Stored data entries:
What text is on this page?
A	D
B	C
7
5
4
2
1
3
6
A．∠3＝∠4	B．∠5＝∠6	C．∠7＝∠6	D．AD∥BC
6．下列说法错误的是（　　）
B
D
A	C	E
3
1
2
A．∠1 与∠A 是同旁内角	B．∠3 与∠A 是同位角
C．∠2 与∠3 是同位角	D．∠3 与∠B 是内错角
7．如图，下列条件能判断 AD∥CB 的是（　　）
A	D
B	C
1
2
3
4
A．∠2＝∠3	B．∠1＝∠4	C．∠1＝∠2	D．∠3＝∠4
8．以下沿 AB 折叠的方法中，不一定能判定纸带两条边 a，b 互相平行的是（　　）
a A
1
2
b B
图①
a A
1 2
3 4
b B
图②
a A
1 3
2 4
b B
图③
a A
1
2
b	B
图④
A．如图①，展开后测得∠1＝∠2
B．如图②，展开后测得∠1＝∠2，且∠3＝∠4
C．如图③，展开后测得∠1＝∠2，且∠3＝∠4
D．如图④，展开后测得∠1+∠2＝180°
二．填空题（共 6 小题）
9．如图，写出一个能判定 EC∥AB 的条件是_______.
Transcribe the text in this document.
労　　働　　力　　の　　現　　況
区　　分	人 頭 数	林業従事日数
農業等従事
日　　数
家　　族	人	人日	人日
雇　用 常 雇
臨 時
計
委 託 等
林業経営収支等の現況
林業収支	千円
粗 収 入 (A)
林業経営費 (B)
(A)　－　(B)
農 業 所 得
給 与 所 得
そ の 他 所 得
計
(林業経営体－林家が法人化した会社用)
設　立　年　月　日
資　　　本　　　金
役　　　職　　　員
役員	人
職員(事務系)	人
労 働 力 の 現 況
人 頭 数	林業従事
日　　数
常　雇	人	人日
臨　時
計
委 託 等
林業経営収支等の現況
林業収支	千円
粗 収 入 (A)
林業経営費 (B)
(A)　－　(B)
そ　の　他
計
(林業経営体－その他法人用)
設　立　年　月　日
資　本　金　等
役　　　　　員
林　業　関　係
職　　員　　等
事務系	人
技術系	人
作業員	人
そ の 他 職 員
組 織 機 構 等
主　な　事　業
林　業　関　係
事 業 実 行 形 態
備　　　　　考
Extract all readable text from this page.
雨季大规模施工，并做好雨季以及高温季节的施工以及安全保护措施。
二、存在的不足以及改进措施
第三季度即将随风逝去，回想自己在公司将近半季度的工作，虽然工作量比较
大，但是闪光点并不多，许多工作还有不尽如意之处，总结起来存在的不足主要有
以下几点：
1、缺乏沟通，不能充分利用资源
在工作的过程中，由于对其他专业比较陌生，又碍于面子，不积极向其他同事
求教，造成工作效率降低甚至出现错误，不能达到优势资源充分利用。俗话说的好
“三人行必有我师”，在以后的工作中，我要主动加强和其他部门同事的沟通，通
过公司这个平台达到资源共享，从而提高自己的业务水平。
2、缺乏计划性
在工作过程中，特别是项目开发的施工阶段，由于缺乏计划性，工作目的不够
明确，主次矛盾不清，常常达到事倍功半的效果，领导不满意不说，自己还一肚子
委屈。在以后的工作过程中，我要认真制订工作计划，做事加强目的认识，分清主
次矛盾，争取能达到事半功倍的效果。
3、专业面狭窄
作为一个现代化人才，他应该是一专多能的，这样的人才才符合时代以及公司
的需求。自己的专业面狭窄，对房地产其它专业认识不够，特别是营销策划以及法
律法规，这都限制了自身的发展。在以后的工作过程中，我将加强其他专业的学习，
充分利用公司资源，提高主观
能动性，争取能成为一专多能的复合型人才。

__Goal__:
Report back each line of the entries that holds the string "在以后的工作过程中".

__Full answer__:
委屈。在以后的工作过程中，我要认真制订工作计划，做事加强目的认识，分清主
律法规，这都限制了自身的发展。在以后的工作过程中，我将加强其他专业的学习，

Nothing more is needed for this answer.